━━ Data for this exercise ━━
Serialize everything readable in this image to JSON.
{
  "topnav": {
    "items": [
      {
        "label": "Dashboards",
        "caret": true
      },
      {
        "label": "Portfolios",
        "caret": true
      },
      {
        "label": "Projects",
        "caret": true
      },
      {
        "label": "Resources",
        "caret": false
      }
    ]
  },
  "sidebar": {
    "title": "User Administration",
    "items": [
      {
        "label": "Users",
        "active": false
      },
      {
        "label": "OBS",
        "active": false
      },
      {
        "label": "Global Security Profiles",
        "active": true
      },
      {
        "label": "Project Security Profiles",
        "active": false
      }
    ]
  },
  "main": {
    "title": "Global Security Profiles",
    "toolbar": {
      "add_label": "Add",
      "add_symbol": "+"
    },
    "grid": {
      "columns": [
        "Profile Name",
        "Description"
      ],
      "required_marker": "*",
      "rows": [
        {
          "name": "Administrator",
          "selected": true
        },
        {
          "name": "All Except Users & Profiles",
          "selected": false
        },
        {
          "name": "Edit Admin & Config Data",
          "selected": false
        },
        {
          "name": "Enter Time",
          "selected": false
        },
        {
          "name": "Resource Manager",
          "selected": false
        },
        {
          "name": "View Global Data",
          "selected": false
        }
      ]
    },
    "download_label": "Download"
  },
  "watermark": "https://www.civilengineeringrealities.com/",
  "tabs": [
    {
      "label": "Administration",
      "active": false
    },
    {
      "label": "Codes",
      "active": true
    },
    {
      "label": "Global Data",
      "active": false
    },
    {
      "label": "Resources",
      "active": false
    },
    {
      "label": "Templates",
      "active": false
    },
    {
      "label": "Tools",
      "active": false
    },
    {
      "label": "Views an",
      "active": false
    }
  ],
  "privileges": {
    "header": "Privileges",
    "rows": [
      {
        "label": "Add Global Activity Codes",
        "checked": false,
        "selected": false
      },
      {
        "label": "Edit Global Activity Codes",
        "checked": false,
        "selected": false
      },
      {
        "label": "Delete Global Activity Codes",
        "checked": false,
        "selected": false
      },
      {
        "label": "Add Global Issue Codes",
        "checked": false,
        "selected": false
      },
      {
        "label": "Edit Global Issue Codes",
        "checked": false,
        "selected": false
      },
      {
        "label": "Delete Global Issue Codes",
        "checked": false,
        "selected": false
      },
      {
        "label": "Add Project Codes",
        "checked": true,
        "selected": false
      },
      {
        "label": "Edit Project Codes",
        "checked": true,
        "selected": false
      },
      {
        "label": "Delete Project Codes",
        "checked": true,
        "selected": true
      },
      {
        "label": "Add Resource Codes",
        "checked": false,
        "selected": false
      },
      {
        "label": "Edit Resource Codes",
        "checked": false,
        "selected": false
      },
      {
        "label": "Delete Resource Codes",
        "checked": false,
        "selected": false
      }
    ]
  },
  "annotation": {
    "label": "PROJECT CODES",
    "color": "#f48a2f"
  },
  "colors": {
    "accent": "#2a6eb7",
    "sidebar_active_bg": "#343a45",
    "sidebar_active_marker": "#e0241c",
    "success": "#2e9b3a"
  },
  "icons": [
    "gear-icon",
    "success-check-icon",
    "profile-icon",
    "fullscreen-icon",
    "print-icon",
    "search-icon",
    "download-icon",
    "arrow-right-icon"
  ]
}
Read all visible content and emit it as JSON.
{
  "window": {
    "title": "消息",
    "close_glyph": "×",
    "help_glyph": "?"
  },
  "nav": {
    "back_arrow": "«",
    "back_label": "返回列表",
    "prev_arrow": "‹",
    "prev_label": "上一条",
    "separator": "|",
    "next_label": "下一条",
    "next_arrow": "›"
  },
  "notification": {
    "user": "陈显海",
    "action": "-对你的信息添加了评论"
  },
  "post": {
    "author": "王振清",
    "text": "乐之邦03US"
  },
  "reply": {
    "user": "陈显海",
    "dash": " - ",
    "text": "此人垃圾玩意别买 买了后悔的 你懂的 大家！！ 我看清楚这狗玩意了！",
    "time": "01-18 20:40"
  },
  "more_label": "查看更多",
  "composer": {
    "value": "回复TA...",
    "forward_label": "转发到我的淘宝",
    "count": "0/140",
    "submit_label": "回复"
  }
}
━━━
▶ _Exercise objective_
Provide all the records again, word for word.

▶ _Solution to this problem_
Serialize everything readable in this image to JSON.
{
  "topnav": {
    "items": [
      {
        "label": "Dashboards",
        "caret": true
      },
      {
        "label": "Portfolios",
        "caret": true
      },
      {
        "label": "Projects",
        "caret": true
      },
      {
        "label": "Resources",
        "caret": false
      }
    ]
  },
  "sidebar": {
    "title": "User Administration",
    "items": [
      {
        "label": "Users",
        "active": false
      },
      {
        "label": "OBS",
        "active": false
      },
      {
        "label": "Global Security Profiles",
        "active": true
      },
      {
        "label": "Project Security Profiles",
        "active": false
      }
    ]
  },
  "main": {
    "title": "Global Security Profiles",
    "toolbar": {
      "add_label": "Add",
      "add_symbol": "+"
    },
    "grid": {
      "columns": [
        "Profile Name",
        "Description"
      ],
      "required_marker": "*",
      "rows": [
        {
          "name": "Administrator",
          "selected": true
        },
        {
          "name": "All Except Users & Profiles",
          "selected": false
        },
        {
          "name": "Edit Admin & Config Data",
          "selected": false
        },
        {
          "name": "Enter Time",
          "selected": false
        },
        {
          "name": "Resource Manager",
          "selected": false
        },
        {
          "name": "View Global Data",
          "selected": false
        }
      ]
    },
    "download_label": "Download"
  },
  "watermark": "https://www.civilengineeringrealities.com/",
  "tabs": [
    {
      "label": "Administration",
      "active": false
    },
    {
      "label": "Codes",
      "active": true
    },
    {
      "label": "Global Data",
      "active": false
    },
    {
      "label": "Resources",
      "active": false
    },
    {
      "label": "Templates",
      "active": false
    },
    {
      "label": "Tools",
      "active": false
    },
    {
      "label": "Views an",
      "active": false
    }
  ],
  "privileges": {
    "header": "Privileges",
    "rows": [
      {
        "label": "Add Global Activity Codes",
        "checked": false,
        "selected": false
      },
      {
        "label": "Edit Global Activity Codes",
        "checked": false,
        "selected": false
      },
      {
        "label": "Delete Global Activity Codes",
        "checked": false,
        "selected": false
      },
      {
        "label": "Add Global Issue Codes",
        "checked": false,
        "selected": false
      },
      {
        "label": "Edit Global Issue Codes",
        "checked": false,
        "selected": false
      },
      {
        "label": "Delete Global Issue Codes",
        "checked": false,
        "selected": false
      },
      {
        "label": "Add Project Codes",
        "checked": true,
        "selected": false
      },
      {
        "label": "Edit Project Codes",
        "checked": true,
        "selected": false
      },
      {
        "label": "Delete Project Codes",
        "checked": true,
        "selected": true
      },
      {
        "label": "Add Resource Codes",
        "checked": false,
        "selected": false
      },
      {
        "label": "Edit Resource Codes",
        "checked": false,
        "selected": false
      },
      {
        "label": "Delete Resource Codes",
        "checked": false,
        "selected": false
      }
    ]
  },
  "annotation": {
    "label": "PROJECT CODES",
    "color": "#f48a2f"
  },
  "colors": {
    "accent": "#2a6eb7",
    "sidebar_active_bg": "#343a45",
    "sidebar_active_marker": "#e0241c",
    "success": "#2e9b3a"
  },
  "icons": [
    "gear-icon",
    "success-check-icon",
    "profile-icon",
    "fullscreen-icon",
    "print-icon",
    "search-icon",
    "download-icon",
    "arrow-right-icon"
  ]
}
Read all visible content and emit it as JSON.
{
  "window": {
    "title": "消息",
    "close_glyph": "×",
    "help_glyph": "?"
  },
  "nav": {
    "back_arrow": "«",
    "back_label": "返回列表",
    "prev_arrow": "‹",
    "prev_label": "上一条",
    "separator": "|",
    "next_label": "下一条",
    "next_arrow": "›"
  },
  "notification": {
    "user": "陈显海",
    "action": "-对你的信息添加了评论"
  },
  "post": {
    "author": "王振清",
    "text": "乐之邦03US"
  },
  "reply": {
    "user": "陈显海",
    "dash": " - ",
    "text": "此人垃圾玩意别买 买了后悔的 你懂的 大家！！ 我看清楚这狗玩意了！",
    "time": "01-18 20:40"
  },
  "more_label": "查看更多",
  "composer": {
    "value": "回复TA...",
    "forward_label": "转发到我的淘宝",
    "count": "0/140",
    "submit_label": "回复"
  }
}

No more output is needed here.